(begin)
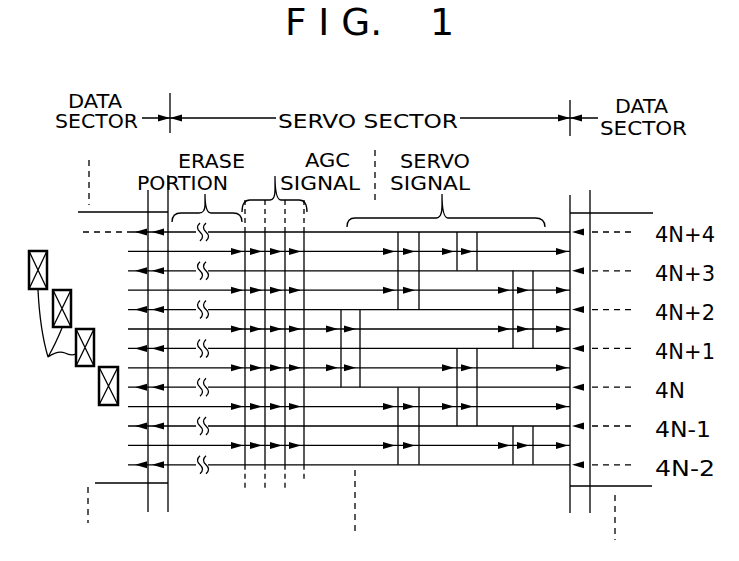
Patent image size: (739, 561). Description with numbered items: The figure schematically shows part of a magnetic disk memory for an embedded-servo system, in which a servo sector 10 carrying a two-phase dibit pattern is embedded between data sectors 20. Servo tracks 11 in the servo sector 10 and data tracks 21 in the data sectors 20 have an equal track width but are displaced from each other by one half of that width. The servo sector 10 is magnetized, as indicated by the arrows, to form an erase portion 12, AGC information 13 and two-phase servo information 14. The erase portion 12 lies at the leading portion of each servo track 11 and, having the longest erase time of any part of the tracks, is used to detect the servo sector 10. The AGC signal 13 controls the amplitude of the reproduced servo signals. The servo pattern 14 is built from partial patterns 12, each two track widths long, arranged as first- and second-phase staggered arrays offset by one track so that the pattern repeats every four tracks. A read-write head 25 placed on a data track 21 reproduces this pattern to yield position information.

The servo sector 10 is at (410, 531).
The servo track 11 is at (552, 232).
The erase portion 12 is at (522, 485).
The AGC information 13 is at (306, 230).
The two-phase servo information 14 is at (496, 205).
The data sector 20 is at (682, 523).
The data track 21 is at (614, 225).
The head 25 is at (99, 390).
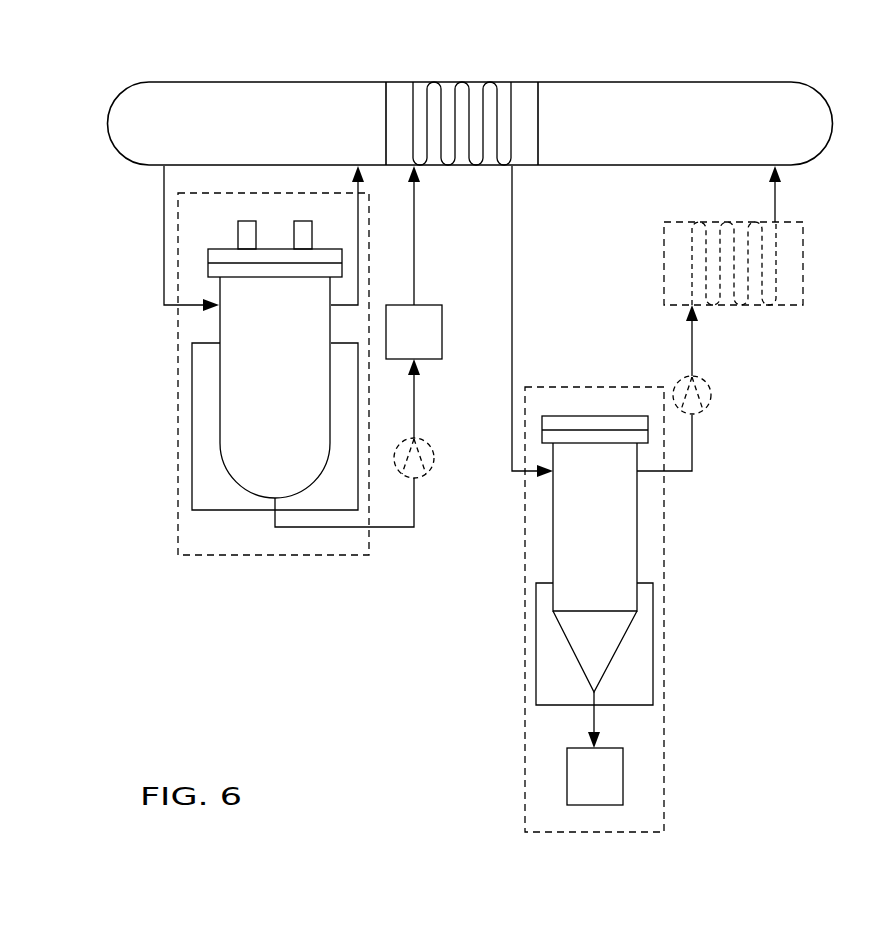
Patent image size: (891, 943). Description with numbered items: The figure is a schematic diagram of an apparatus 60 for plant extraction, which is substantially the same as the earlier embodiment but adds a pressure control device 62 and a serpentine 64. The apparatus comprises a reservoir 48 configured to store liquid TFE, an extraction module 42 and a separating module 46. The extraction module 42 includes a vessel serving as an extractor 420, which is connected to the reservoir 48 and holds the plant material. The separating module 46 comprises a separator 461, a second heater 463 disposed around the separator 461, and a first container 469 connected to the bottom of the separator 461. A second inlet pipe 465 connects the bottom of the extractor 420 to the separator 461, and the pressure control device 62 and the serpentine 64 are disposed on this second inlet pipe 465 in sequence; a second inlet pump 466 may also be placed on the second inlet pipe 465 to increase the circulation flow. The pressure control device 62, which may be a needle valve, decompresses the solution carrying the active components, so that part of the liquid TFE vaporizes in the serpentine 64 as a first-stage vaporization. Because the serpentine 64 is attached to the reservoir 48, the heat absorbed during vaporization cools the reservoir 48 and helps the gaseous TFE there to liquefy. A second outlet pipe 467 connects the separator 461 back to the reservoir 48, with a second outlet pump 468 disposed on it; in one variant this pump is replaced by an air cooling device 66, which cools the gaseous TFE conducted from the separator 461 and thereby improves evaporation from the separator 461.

The apparatus for plant extraction 60 is at (65, 65).
The reservoir 48 is at (768, 82).
The serpentine 64 is at (517, 82).
The air cooling device 66 is at (803, 255).
The pressure control device 62 is at (430, 305).
The extraction module 42 is at (287, 381).
The extractor 420 is at (220, 440).
The second inlet pipe 465 is at (310, 527).
The second inlet pump 466 is at (424, 476).
The separating module 46 is at (597, 499).
The separator 461 is at (637, 548).
The second heater 463 is at (536, 660).
The second outlet pipe 467 is at (700, 440).
The second outlet pump 468 is at (675, 385).
The first container 469 is at (623, 780).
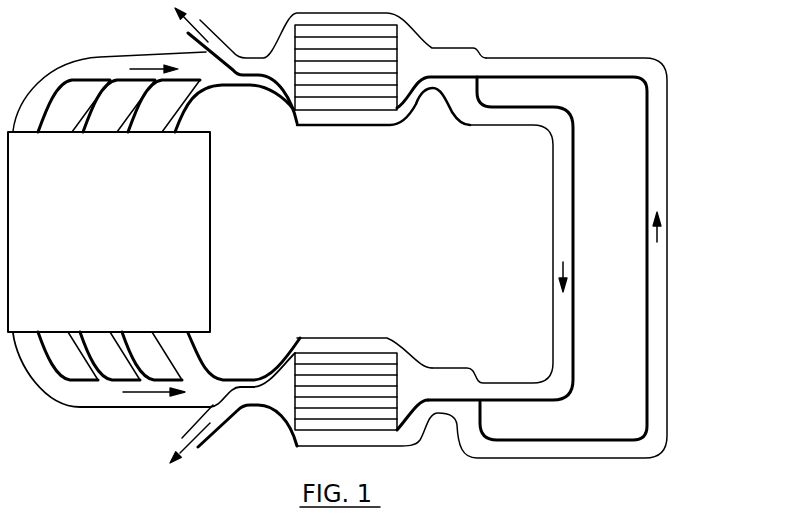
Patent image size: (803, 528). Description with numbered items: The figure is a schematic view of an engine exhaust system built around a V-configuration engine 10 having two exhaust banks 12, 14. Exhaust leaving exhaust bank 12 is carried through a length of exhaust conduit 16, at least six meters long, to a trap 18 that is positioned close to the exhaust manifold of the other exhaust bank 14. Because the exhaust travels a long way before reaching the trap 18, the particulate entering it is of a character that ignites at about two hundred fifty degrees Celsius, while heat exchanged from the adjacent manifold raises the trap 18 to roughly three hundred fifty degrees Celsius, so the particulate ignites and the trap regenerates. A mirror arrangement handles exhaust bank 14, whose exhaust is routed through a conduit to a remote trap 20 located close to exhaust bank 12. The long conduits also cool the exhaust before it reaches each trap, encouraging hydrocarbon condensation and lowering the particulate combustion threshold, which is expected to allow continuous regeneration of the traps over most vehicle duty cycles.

The V-configuration engine 10 is at (213, 240).
The exhaust bank 12 is at (80, 72).
The exhaust bank 14 is at (100, 393).
The exhaust conduit 16 is at (537, 118).
The trap 18 is at (410, 397).
The remote trap 20 is at (405, 65).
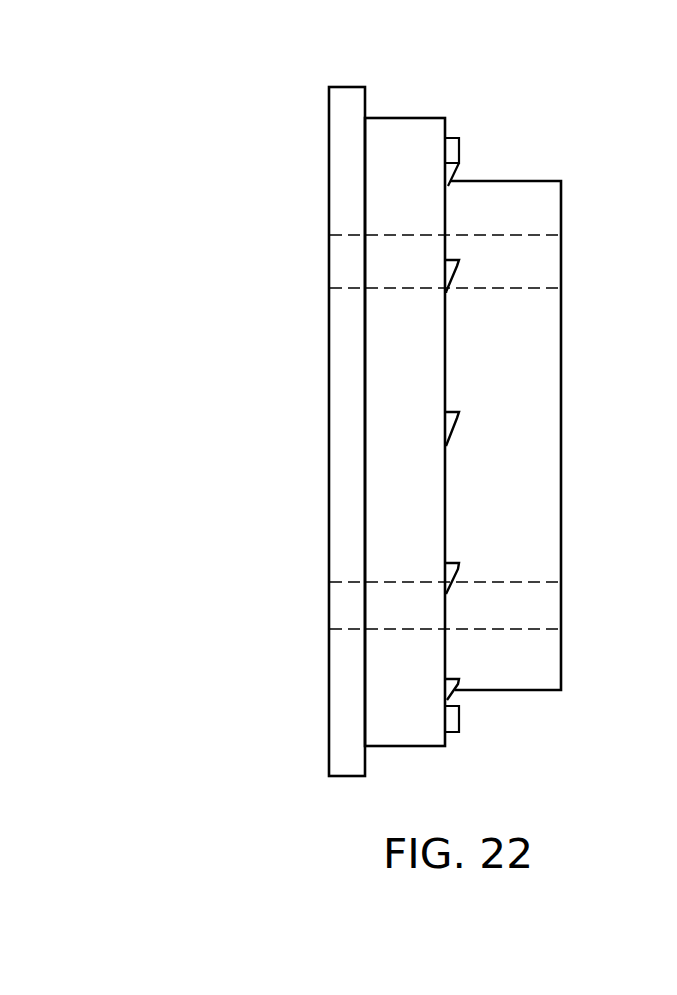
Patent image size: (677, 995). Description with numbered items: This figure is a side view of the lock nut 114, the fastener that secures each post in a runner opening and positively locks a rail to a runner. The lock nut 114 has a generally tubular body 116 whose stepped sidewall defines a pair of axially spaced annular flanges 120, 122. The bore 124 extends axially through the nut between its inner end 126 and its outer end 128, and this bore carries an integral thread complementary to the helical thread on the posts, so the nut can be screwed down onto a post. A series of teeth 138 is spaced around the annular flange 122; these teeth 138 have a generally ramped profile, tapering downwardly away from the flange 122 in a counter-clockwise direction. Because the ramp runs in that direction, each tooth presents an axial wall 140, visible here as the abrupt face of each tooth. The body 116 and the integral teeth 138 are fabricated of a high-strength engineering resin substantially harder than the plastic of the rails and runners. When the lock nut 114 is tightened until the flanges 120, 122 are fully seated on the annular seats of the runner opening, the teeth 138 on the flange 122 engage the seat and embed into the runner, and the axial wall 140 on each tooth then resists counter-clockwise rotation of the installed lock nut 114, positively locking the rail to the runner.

The lock nut 114 is at (288, 603).
The tubular body 116 is at (514, 196).
The annular flange 120 is at (366, 100).
The annular flange 122 is at (446, 742).
The bore 124 is at (535, 288).
The inner end 126 is at (552, 662).
The outer end 128 is at (328, 718).
The teeth 138 is at (460, 270).
The axial wall 140 is at (460, 150).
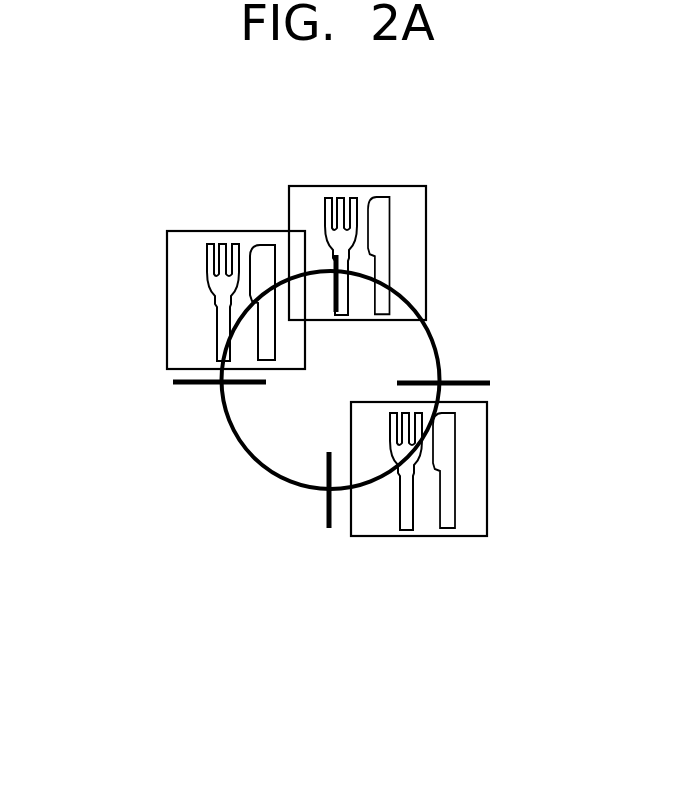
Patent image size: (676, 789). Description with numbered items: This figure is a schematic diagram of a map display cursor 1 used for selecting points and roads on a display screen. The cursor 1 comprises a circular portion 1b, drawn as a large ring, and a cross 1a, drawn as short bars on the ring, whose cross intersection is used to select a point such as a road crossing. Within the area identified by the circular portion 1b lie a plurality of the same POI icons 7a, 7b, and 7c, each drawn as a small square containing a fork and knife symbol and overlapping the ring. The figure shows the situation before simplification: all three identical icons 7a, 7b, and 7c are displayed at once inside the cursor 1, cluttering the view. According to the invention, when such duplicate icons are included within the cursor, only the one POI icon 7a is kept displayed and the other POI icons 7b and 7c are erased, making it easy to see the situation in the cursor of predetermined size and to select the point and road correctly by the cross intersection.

The cursor 1 is at (269, 434).
The cross 1a is at (327, 512).
The circular portion 1b is at (252, 463).
The POI icon 7a is at (487, 437).
The POI icon 7b is at (190, 230).
The POI icon 7c is at (370, 186).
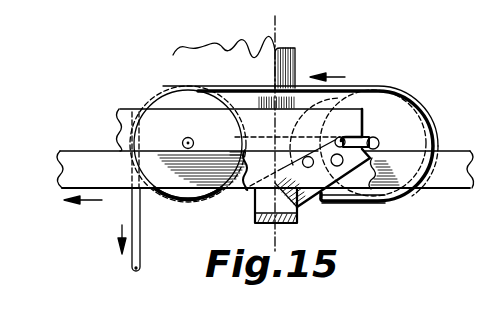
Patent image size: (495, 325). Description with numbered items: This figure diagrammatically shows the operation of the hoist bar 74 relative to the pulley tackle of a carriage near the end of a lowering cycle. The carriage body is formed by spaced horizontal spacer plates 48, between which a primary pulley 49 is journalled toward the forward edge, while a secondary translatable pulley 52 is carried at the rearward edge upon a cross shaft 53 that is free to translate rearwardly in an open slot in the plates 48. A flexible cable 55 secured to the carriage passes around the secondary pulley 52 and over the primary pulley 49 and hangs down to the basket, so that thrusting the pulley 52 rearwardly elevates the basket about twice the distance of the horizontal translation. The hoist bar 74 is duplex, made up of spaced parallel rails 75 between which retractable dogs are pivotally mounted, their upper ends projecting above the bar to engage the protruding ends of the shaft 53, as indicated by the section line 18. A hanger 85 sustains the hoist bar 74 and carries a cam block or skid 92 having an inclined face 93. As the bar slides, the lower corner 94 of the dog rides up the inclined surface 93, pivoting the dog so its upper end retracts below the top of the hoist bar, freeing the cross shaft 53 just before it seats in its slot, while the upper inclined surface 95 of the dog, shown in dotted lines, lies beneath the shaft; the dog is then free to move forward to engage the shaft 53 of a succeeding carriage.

The section line 18 is at (255, 33).
The spacer plates 48 is at (135, 108).
The primary pulley 49 is at (170, 89).
The secondary translatable pulley 52 is at (378, 88).
The cross shaft 53 is at (380, 139).
The flexible cable 55 is at (139, 238).
The hoist bar 74 is at (60, 188).
The rails 75 is at (90, 151).
The hanger 85 is at (203, 88).
The cam block 92 is at (255, 190).
The inclined face 93 is at (258, 223).
The lower corner of the dog 94 is at (315, 206).
The upper inclined surface of the dog 95 is at (297, 136).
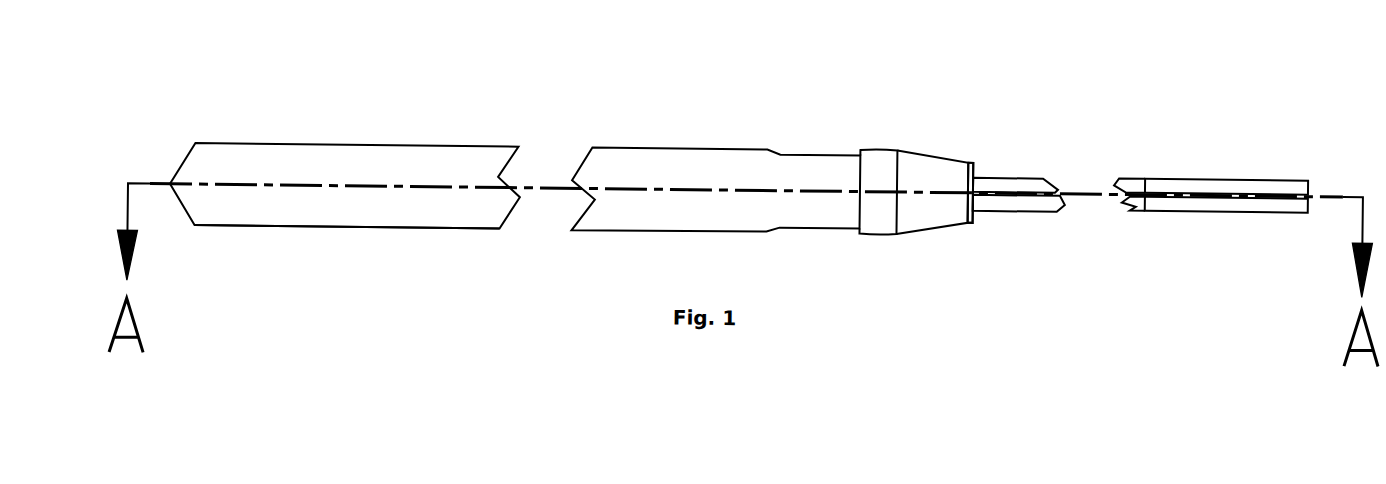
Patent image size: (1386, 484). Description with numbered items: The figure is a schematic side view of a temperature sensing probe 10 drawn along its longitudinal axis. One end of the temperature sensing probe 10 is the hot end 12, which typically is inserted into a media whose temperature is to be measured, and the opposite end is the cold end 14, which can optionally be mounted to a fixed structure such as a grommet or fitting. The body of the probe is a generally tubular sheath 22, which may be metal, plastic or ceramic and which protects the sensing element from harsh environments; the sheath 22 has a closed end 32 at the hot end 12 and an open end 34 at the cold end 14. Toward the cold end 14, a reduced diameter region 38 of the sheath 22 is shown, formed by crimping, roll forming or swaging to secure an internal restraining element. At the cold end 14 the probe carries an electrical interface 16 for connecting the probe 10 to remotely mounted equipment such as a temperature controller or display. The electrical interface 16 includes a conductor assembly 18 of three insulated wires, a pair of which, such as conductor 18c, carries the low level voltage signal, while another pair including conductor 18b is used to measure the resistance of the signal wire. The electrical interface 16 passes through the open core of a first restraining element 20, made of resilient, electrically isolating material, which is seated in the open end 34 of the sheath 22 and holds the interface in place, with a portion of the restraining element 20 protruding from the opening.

The temperature sensing probe 10 is at (636, 74).
The hot end 12 is at (200, 128).
The cold end 14 is at (930, 70).
The electrical interface 16 is at (1022, 148).
The conductor assembly 18 is at (1023, 204).
The conductor 18b is at (1185, 201).
The conductor 18c is at (1185, 167).
The first restraining element 20 is at (972, 216).
The sheath 22 is at (350, 226).
The closed end 32 is at (240, 306).
The open end 34 is at (985, 150).
The reduced diameter region 38 is at (818, 137).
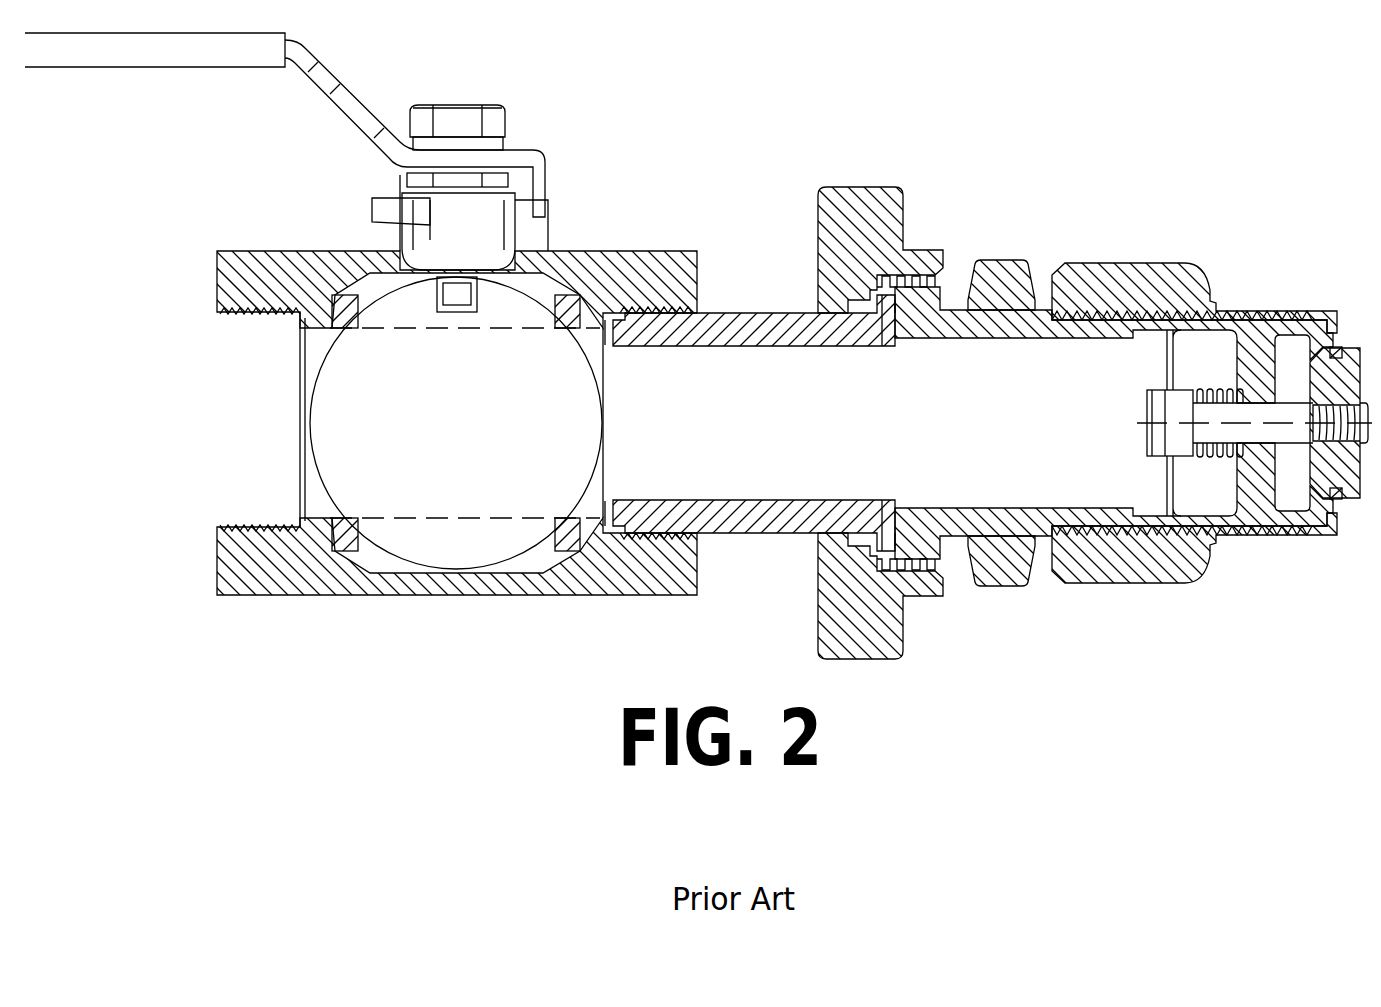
(end)
• REQUIRED TASK:
Please update the stretch from "Patent image size: (803, 528)." through "The remote trap 20 is at (405, 65)." so that "schematic view" becomes "schematic drawing", and give those lines again with everything else unchanged.

• RESULT BELOW:
Patent image size: (803, 528). Description with numbered items: The figure is a schematic drawing of an engine exhaust system built around a V-configuration engine 10 having two exhaust banks 12, 14. Exhaust leaving exhaust bank 12 is carried through a length of exhaust conduit 16, at least six meters long, to a trap 18 that is positioned close to the exhaust manifold of the other exhaust bank 14. Because the exhaust travels a long way before reaching the trap 18, the particulate entering it is of a character that ignites at about two hundred fifty degrees Celsius, while heat exchanged from the adjacent manifold raises the trap 18 to roughly three hundred fifty degrees Celsius, so the particulate ignites and the trap regenerates. A mirror arrangement handles exhaust bank 14, whose exhaust is routed through a conduit to a remote trap 20 located close to exhaust bank 12. The long conduits also cool the exhaust before it reaches each trap, encouraging hydrocarbon condensation and lowering the particulate combustion threshold, which is expected to allow continuous regeneration of the traps over most vehicle duty cycles.

The V-configuration engine 10 is at (213, 240).
The exhaust bank 12 is at (80, 72).
The exhaust bank 14 is at (100, 393).
The exhaust conduit 16 is at (537, 118).
The trap 18 is at (410, 397).
The remote trap 20 is at (405, 65).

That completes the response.